→ **DO THIS**
Of all the lines in the material, how many contain the word "kötőelemek"? State the number alone.

[Stored records]
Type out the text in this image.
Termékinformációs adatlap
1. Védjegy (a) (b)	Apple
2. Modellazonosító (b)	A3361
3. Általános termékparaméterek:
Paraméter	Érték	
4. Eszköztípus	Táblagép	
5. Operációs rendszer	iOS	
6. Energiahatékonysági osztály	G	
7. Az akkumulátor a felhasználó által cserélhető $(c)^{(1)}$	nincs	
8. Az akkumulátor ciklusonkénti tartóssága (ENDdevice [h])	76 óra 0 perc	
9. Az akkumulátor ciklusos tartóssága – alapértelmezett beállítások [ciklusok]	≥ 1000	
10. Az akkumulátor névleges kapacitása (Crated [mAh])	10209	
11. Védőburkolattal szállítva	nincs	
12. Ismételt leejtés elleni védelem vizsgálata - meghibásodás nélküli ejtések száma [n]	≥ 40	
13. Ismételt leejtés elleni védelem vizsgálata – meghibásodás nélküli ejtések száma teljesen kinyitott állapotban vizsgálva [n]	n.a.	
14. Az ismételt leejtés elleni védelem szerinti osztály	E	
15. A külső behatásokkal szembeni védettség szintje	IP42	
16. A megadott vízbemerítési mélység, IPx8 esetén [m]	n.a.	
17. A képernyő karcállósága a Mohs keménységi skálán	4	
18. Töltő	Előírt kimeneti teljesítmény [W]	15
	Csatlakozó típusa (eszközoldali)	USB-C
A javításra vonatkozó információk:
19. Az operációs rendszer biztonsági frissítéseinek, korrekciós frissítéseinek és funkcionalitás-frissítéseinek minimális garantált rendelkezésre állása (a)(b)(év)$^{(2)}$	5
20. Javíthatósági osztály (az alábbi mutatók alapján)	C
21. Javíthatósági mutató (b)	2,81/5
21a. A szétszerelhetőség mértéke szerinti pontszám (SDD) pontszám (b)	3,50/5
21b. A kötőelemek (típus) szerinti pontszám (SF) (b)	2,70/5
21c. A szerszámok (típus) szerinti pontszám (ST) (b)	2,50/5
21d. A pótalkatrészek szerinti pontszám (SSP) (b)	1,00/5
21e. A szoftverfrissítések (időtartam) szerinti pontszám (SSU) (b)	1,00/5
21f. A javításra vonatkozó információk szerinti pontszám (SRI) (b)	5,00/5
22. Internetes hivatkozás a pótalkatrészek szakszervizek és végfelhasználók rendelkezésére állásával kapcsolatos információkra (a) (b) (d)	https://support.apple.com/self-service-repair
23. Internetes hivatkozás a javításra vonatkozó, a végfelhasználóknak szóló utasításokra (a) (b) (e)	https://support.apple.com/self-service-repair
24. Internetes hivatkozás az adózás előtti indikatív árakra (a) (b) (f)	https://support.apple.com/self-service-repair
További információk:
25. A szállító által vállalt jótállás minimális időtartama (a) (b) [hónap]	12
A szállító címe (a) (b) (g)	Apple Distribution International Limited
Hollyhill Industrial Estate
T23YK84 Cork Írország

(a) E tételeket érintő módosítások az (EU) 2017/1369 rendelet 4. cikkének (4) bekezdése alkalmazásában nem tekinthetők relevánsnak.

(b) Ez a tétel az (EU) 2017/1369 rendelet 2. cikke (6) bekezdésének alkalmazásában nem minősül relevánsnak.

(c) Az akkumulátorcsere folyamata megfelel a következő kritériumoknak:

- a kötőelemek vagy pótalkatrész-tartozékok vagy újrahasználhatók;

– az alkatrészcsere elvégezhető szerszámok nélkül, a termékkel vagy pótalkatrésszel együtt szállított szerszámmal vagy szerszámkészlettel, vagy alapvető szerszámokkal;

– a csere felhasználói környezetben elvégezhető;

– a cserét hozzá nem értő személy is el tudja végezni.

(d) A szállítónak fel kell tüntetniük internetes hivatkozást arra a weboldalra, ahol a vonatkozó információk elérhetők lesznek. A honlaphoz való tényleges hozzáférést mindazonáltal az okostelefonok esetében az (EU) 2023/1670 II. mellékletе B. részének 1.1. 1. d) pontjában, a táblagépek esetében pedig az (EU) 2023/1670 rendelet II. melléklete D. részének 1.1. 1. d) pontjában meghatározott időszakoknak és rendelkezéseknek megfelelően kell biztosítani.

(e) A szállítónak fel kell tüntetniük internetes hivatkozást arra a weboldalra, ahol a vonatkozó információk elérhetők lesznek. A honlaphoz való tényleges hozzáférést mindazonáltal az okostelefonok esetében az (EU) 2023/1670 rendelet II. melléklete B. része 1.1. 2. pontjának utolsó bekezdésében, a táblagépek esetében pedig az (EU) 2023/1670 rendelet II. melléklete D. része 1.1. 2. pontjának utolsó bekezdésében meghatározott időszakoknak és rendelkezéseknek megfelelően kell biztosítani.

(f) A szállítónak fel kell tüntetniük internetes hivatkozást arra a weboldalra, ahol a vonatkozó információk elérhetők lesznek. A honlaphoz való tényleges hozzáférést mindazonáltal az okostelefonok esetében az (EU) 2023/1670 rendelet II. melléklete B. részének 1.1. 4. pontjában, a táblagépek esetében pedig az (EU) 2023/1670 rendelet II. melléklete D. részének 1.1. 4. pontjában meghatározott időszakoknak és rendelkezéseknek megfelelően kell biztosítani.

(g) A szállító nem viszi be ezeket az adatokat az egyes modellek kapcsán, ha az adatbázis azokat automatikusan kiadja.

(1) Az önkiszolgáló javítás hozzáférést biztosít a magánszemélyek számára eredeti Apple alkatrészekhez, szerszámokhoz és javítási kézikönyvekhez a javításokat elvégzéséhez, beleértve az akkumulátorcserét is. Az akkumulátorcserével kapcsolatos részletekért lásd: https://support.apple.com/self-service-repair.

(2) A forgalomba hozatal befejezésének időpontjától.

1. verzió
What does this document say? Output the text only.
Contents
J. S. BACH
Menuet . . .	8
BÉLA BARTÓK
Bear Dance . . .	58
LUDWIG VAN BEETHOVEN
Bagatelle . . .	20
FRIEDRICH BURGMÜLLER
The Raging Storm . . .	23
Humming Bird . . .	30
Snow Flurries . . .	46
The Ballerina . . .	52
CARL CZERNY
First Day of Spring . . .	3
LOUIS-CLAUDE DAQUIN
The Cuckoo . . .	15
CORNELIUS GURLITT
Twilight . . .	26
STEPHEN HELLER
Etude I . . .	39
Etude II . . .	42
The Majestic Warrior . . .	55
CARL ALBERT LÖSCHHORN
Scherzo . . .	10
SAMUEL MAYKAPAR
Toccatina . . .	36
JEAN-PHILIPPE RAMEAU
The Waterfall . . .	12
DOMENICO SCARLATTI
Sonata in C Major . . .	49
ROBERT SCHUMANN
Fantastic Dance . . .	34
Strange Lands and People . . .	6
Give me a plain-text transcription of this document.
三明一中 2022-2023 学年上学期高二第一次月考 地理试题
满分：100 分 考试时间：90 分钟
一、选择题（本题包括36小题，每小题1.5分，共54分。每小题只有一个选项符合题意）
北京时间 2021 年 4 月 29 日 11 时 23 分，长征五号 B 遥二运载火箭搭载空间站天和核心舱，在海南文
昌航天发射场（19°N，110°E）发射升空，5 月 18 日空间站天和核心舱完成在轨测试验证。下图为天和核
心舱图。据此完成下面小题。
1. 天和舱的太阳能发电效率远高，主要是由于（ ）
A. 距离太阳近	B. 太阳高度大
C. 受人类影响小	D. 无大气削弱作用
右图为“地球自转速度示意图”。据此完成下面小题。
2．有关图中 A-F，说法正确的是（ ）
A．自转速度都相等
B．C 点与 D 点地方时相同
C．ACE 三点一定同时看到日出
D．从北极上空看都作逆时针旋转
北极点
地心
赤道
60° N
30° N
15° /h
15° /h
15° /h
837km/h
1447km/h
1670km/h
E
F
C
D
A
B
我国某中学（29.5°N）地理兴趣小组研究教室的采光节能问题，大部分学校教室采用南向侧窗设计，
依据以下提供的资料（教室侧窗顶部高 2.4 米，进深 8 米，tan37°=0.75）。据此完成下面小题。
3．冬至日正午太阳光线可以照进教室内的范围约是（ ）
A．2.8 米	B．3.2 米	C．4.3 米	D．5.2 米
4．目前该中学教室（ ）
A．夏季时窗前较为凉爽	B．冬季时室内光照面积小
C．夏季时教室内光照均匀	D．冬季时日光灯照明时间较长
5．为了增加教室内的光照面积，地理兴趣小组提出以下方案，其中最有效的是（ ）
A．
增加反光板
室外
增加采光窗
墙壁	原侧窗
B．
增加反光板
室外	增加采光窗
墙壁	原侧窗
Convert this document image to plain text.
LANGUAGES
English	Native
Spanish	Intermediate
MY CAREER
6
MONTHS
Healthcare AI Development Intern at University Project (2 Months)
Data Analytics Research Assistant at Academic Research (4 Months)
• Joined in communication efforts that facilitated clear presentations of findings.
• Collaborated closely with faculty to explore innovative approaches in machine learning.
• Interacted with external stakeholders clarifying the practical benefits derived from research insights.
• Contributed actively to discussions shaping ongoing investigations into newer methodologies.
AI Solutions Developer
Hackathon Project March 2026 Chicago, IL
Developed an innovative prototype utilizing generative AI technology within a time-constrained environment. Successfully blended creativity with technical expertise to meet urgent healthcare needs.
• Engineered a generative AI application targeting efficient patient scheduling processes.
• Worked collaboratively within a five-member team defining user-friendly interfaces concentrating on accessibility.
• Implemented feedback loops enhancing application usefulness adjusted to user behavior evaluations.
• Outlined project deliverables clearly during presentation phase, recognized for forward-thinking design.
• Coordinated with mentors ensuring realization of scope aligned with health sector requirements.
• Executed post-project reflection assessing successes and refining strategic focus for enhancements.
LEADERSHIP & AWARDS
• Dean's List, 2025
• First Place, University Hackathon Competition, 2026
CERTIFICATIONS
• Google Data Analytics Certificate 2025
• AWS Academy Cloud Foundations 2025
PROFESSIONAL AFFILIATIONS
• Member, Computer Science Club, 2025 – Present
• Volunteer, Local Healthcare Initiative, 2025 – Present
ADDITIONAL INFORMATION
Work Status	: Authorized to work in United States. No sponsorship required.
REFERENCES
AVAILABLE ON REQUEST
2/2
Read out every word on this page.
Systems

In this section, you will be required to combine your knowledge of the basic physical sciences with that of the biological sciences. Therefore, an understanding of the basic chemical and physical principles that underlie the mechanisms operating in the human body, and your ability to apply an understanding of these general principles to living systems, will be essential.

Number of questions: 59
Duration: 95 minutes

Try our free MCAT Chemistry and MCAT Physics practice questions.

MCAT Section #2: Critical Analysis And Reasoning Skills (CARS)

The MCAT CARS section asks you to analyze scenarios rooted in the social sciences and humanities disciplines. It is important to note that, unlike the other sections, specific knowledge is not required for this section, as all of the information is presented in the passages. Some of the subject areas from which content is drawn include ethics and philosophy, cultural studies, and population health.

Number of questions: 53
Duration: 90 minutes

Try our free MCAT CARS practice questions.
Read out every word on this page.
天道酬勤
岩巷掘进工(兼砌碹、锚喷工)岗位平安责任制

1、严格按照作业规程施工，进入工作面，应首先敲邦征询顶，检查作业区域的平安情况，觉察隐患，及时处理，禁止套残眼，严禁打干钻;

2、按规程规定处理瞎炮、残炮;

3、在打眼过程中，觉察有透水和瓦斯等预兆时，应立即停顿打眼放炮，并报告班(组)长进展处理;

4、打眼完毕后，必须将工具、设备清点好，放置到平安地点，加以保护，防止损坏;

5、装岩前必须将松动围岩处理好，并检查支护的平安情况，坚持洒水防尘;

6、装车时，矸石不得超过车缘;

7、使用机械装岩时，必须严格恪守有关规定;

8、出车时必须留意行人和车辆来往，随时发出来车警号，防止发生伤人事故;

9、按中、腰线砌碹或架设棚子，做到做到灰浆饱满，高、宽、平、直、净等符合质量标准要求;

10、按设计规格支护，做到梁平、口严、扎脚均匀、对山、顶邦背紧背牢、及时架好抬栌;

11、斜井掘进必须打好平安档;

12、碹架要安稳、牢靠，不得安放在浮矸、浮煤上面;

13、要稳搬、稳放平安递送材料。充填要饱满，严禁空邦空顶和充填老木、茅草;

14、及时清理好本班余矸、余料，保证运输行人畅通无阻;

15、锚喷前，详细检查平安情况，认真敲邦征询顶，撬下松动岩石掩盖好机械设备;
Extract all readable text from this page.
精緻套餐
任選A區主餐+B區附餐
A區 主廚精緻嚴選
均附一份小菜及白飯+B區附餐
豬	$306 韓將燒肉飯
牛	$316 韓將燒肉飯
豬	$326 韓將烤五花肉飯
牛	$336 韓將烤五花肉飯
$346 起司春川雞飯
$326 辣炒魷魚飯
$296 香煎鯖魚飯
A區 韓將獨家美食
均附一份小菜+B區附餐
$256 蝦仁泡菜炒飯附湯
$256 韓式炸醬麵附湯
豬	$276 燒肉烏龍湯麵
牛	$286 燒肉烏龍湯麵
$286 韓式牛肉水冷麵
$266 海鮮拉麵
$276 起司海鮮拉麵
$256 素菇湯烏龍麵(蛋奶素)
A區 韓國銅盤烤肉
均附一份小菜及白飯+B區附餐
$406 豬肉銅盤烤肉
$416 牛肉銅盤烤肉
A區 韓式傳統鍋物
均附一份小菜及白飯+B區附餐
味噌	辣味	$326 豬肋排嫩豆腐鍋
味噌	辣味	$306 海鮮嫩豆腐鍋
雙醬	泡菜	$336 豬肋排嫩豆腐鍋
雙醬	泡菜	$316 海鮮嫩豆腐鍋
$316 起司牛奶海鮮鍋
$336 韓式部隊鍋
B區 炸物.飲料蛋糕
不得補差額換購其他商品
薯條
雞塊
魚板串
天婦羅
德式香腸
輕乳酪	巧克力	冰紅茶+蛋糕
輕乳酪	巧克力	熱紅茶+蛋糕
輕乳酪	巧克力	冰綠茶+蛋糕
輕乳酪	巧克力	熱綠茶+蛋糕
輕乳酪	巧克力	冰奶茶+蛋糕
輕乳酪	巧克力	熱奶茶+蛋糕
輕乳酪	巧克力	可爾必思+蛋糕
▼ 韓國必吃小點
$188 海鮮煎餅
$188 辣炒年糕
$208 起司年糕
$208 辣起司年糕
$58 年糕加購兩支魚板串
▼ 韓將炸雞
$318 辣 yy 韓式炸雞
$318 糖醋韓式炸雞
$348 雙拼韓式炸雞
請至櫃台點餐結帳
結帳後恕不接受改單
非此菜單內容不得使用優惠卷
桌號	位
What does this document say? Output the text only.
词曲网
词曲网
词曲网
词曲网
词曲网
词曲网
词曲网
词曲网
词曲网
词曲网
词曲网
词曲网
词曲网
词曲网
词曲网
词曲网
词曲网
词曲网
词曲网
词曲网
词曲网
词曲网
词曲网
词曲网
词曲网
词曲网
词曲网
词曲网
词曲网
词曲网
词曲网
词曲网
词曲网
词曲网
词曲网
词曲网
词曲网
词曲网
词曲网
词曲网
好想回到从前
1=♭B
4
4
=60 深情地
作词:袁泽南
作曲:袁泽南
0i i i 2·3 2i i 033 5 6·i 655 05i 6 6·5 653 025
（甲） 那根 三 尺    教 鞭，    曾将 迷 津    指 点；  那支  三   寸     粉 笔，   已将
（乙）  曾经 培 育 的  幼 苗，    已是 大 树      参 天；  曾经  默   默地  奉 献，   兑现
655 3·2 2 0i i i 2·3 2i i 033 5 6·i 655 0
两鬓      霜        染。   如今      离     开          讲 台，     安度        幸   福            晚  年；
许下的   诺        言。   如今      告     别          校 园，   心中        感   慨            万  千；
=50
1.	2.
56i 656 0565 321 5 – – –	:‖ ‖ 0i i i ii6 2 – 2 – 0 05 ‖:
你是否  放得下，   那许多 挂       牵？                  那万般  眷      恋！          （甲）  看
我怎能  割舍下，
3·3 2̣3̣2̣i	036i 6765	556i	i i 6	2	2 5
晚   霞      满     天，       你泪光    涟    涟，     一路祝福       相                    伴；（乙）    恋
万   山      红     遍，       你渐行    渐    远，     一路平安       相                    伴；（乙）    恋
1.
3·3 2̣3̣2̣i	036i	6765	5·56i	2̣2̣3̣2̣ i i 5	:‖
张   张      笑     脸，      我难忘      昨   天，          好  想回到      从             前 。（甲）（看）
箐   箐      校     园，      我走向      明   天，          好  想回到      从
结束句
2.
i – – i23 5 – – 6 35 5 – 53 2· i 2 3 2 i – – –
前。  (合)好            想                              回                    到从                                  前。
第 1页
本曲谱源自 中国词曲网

→ **TASK SOLUTION**
2